Stated exercise: Every line below is to be copied exactly, with the pictures left out.

Dataset records on visual material:
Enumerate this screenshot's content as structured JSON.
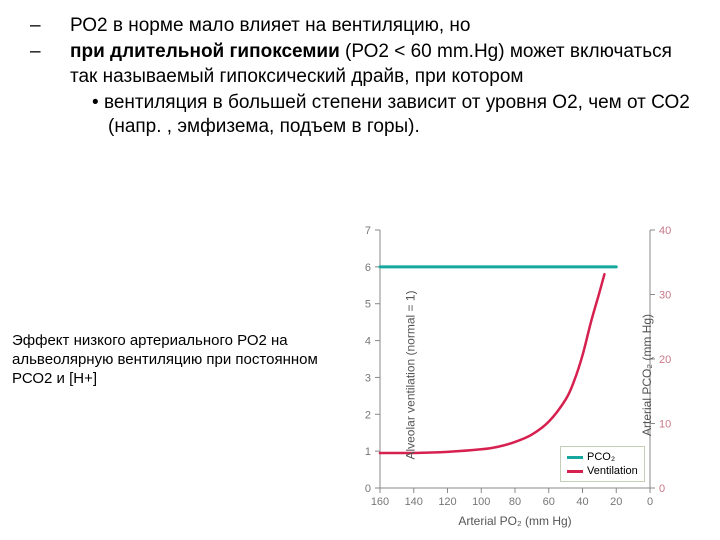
{
  "text": {
    "line1": "РО2 в норме мало влияет на вентиляцию, но",
    "line2a": "при длительной гипоксемии",
    "line2b": " (РО2 < 60 mm.Hg) ",
    "line2c": "может включаться так называемый гипоксический драйв, при котором",
    "sub1": "вентиляция в большей степени зависит от  уровня О2, чем от СО2 (напр. , эмфизема, подъем в горы)."
  },
  "caption": "Эффект низкого артериального РО2 на альвеолярную вентиляцию при постоянном РСО2 и  [H+]",
  "chart": {
    "type": "line",
    "x_label": "Arterial PO₂ (mm Hg)",
    "y_left_label": "Alveolar ventilation (normal = 1)",
    "y_right_label": "Arterial PCO₂ (mm Hg)",
    "x_ticks": [
      160,
      140,
      120,
      100,
      80,
      60,
      40,
      20,
      0
    ],
    "y_left_ticks": [
      0,
      1,
      2,
      3,
      4,
      5,
      6,
      7
    ],
    "y_right_ticks": [
      0,
      10,
      20,
      30,
      40
    ],
    "xlim": [
      160,
      0
    ],
    "ylim_left": [
      0,
      7
    ],
    "ylim_right": [
      0,
      40
    ],
    "tick_fontsize": 11,
    "label_fontsize": 12,
    "colors": {
      "ventilation": "#d6204e",
      "pco2": "#16a79e",
      "axis": "#888888",
      "tick_text": "#777777",
      "right_tick_text": "#c8788a",
      "legend_border": "#c5ceb6",
      "background": "#ffffff"
    },
    "line_width_ventilation": 2.5,
    "line_width_pco2": 3,
    "pco2_y_left_value": 6,
    "pco2_x_range": [
      160,
      20
    ],
    "ventilation_points": [
      {
        "x": 160,
        "y": 0.95
      },
      {
        "x": 140,
        "y": 0.95
      },
      {
        "x": 120,
        "y": 0.98
      },
      {
        "x": 100,
        "y": 1.05
      },
      {
        "x": 90,
        "y": 1.12
      },
      {
        "x": 80,
        "y": 1.25
      },
      {
        "x": 70,
        "y": 1.45
      },
      {
        "x": 60,
        "y": 1.8
      },
      {
        "x": 50,
        "y": 2.4
      },
      {
        "x": 45,
        "y": 2.9
      },
      {
        "x": 40,
        "y": 3.6
      },
      {
        "x": 35,
        "y": 4.5
      },
      {
        "x": 30,
        "y": 5.3
      },
      {
        "x": 27,
        "y": 5.8
      }
    ],
    "legend": {
      "items": [
        {
          "label": "PCO₂",
          "color": "#16a79e"
        },
        {
          "label": "Ventilation",
          "color": "#d6204e"
        }
      ]
    }
  }
}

Response below:
Enumerate this screenshot's content as structured JSON.
{
  "text": {
    "line1": "РО2 в норме мало влияет на вентиляцию, но",
    "line2a": "при длительной гипоксемии",
    "line2b": " (РО2 < 60 mm.Hg) ",
    "line2c": "может включаться так называемый гипоксический драйв, при котором",
    "sub1": "вентиляция в большей степени зависит от  уровня О2, чем от СО2 (напр. , эмфизема, подъем в горы)."
  },
  "caption": "Эффект низкого артериального РО2 на альвеолярную вентиляцию при постоянном РСО2 и  [H+]",
  "chart": {
    "type": "line",
    "x_label": "Arterial PO₂ (mm Hg)",
    "y_left_label": "Alveolar ventilation (normal = 1)",
    "y_right_label": "Arterial PCO₂ (mm Hg)",
    "x_ticks": [
      160,
      140,
      120,
      100,
      80,
      60,
      40,
      20,
      0
    ],
    "y_left_ticks": [
      0,
      1,
      2,
      3,
      4,
      5,
      6,
      7
    ],
    "y_right_ticks": [
      0,
      10,
      20,
      30,
      40
    ],
    "xlim": [
      160,
      0
    ],
    "ylim_left": [
      0,
      7
    ],
    "ylim_right": [
      0,
      40
    ],
    "tick_fontsize": 11,
    "label_fontsize": 12,
    "colors": {
      "ventilation": "#d6204e",
      "pco2": "#16a79e",
      "axis": "#888888",
      "tick_text": "#777777",
      "right_tick_text": "#c8788a",
      "legend_border": "#c5ceb6",
      "background": "#ffffff"
    },
    "line_width_ventilation": 2.5,
    "line_width_pco2": 3,
    "pco2_y_left_value": 6,
    "pco2_x_range": [
      160,
      20
    ],
    "ventilation_points": [
      {
        "x": 160,
        "y": 0.95
      },
      {
        "x": 140,
        "y": 0.95
      },
      {
        "x": 120,
        "y": 0.98
      },
      {
        "x": 100,
        "y": 1.05
      },
      {
        "x": 90,
        "y": 1.12
      },
      {
        "x": 80,
        "y": 1.25
      },
      {
        "x": 70,
        "y": 1.45
      },
      {
        "x": 60,
        "y": 1.8
      },
      {
        "x": 50,
        "y": 2.4
      },
      {
        "x": 45,
        "y": 2.9
      },
      {
        "x": 40,
        "y": 3.6
      },
      {
        "x": 35,
        "y": 4.5
      },
      {
        "x": 30,
        "y": 5.3
      },
      {
        "x": 27,
        "y": 5.8
      }
    ],
    "legend": {
      "items": [
        {
          "label": "PCO₂",
          "color": "#16a79e"
        },
        {
          "label": "Ventilation",
          "color": "#d6204e"
        }
      ]
    }
  }
}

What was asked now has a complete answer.